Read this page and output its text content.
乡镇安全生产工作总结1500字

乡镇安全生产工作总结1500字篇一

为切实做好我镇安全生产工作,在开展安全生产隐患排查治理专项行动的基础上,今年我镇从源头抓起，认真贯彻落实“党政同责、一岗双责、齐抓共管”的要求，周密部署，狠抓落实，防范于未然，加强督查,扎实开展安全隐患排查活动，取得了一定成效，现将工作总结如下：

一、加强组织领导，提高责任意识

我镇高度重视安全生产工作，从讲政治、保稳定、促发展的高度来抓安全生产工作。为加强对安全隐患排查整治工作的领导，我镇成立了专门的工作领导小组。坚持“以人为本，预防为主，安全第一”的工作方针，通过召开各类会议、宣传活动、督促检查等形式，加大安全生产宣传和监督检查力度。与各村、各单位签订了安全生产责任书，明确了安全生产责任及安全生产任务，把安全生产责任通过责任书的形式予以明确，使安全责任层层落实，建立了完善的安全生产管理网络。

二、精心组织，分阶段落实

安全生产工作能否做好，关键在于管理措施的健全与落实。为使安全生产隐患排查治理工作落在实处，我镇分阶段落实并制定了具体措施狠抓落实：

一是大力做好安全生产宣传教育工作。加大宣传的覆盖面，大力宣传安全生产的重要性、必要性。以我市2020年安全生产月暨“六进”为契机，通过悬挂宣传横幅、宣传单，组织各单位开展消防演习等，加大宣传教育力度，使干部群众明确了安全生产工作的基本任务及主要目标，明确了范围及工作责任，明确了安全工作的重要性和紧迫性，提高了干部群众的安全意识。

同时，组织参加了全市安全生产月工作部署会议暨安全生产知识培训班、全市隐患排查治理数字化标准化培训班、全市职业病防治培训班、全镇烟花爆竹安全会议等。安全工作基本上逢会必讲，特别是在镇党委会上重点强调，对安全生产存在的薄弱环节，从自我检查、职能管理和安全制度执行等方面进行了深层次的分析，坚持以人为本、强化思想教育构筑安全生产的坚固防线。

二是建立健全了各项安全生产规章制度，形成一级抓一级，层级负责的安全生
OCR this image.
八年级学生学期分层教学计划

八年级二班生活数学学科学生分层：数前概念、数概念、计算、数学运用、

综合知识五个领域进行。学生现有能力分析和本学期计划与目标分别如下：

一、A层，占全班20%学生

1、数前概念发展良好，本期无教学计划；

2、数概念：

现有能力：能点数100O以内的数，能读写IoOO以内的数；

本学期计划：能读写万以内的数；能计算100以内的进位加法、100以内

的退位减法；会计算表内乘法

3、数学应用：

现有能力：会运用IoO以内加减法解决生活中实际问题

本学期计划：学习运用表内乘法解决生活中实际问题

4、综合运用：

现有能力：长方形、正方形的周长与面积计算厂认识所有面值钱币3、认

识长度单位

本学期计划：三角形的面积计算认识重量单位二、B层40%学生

| What you have to do |
Isolate the lines above that contain the word "this" and copy them.

| Exercise output |
Read this page and output its text content.
OCR this image.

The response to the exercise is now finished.